Exercise task -
Scan the entries below and extract each line with the word "username" in it.

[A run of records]
===
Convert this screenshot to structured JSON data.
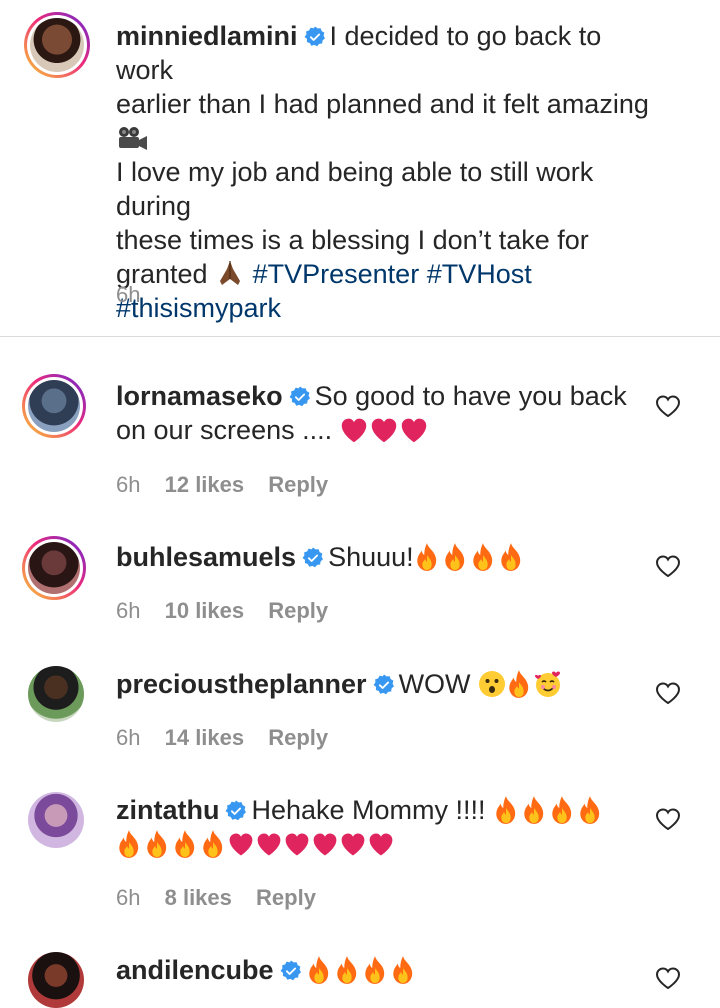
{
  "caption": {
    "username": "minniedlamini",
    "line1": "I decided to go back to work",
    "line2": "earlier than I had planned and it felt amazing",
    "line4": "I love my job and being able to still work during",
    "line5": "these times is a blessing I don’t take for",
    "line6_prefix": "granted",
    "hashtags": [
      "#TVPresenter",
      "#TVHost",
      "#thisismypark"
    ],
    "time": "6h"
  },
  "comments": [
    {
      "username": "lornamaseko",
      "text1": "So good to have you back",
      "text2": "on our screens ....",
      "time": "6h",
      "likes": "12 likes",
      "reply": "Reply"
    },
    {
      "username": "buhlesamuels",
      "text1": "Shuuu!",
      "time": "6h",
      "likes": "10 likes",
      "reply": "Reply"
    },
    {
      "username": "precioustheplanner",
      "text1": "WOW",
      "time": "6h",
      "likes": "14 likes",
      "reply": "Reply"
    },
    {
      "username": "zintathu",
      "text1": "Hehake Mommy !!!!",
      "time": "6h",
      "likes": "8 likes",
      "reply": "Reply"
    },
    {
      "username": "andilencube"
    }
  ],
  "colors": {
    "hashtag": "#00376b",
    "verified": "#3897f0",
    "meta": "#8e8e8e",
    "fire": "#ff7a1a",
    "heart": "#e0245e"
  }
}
===
Correct answer -
    "username": "minniedlamini",
      "username": "lornamaseko",
      "username": "buhlesamuels",
      "username": "precioustheplanner",
      "username": "zintathu",
      "username": "andilencube"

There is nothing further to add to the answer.